The records that follow must be reproduced in full, exactly as written.

─── Material provided

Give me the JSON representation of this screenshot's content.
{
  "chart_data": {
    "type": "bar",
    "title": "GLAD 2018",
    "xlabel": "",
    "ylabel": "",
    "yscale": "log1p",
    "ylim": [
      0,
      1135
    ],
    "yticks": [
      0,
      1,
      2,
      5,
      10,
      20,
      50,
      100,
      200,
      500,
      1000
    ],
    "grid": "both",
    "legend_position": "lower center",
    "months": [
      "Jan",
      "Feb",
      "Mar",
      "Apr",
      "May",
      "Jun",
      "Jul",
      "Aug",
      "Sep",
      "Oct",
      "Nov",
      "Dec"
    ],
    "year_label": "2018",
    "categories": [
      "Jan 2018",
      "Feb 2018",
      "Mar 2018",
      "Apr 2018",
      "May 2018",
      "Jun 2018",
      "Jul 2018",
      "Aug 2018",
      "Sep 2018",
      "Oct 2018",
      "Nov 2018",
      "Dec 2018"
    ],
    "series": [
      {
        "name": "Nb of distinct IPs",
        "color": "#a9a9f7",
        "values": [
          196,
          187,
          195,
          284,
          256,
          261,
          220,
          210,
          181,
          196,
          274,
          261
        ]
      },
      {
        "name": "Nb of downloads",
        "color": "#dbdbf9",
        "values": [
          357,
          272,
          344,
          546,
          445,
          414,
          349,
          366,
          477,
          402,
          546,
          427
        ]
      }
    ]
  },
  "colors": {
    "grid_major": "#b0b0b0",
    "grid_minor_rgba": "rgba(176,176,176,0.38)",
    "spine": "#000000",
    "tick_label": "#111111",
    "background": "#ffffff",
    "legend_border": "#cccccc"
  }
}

──────

_Reply to the task_.
Give me the JSON representation of this screenshot's content.
{
  "chart_data": {
    "type": "bar",
    "title": "GLAD 2018",
    "xlabel": "",
    "ylabel": "",
    "yscale": "log1p",
    "ylim": [
      0,
      1135
    ],
    "yticks": [
      0,
      1,
      2,
      5,
      10,
      20,
      50,
      100,
      200,
      500,
      1000
    ],
    "grid": "both",
    "legend_position": "lower center",
    "months": [
      "Jan",
      "Feb",
      "Mar",
      "Apr",
      "May",
      "Jun",
      "Jul",
      "Aug",
      "Sep",
      "Oct",
      "Nov",
      "Dec"
    ],
    "year_label": "2018",
    "categories": [
      "Jan 2018",
      "Feb 2018",
      "Mar 2018",
      "Apr 2018",
      "May 2018",
      "Jun 2018",
      "Jul 2018",
      "Aug 2018",
      "Sep 2018",
      "Oct 2018",
      "Nov 2018",
      "Dec 2018"
    ],
    "series": [
      {
        "name": "Nb of distinct IPs",
        "color": "#a9a9f7",
        "values": [
          196,
          187,
          195,
          284,
          256,
          261,
          220,
          210,
          181,
          196,
          274,
          261
        ]
      },
      {
        "name": "Nb of downloads",
        "color": "#dbdbf9",
        "values": [
          357,
          272,
          344,
          546,
          445,
          414,
          349,
          366,
          477,
          402,
          546,
          427
        ]
      }
    ]
  },
  "colors": {
    "grid_major": "#b0b0b0",
    "grid_minor_rgba": "rgba(176,176,176,0.38)",
    "spine": "#000000",
    "tick_label": "#111111",
    "background": "#ffffff",
    "legend_border": "#cccccc"
  }
}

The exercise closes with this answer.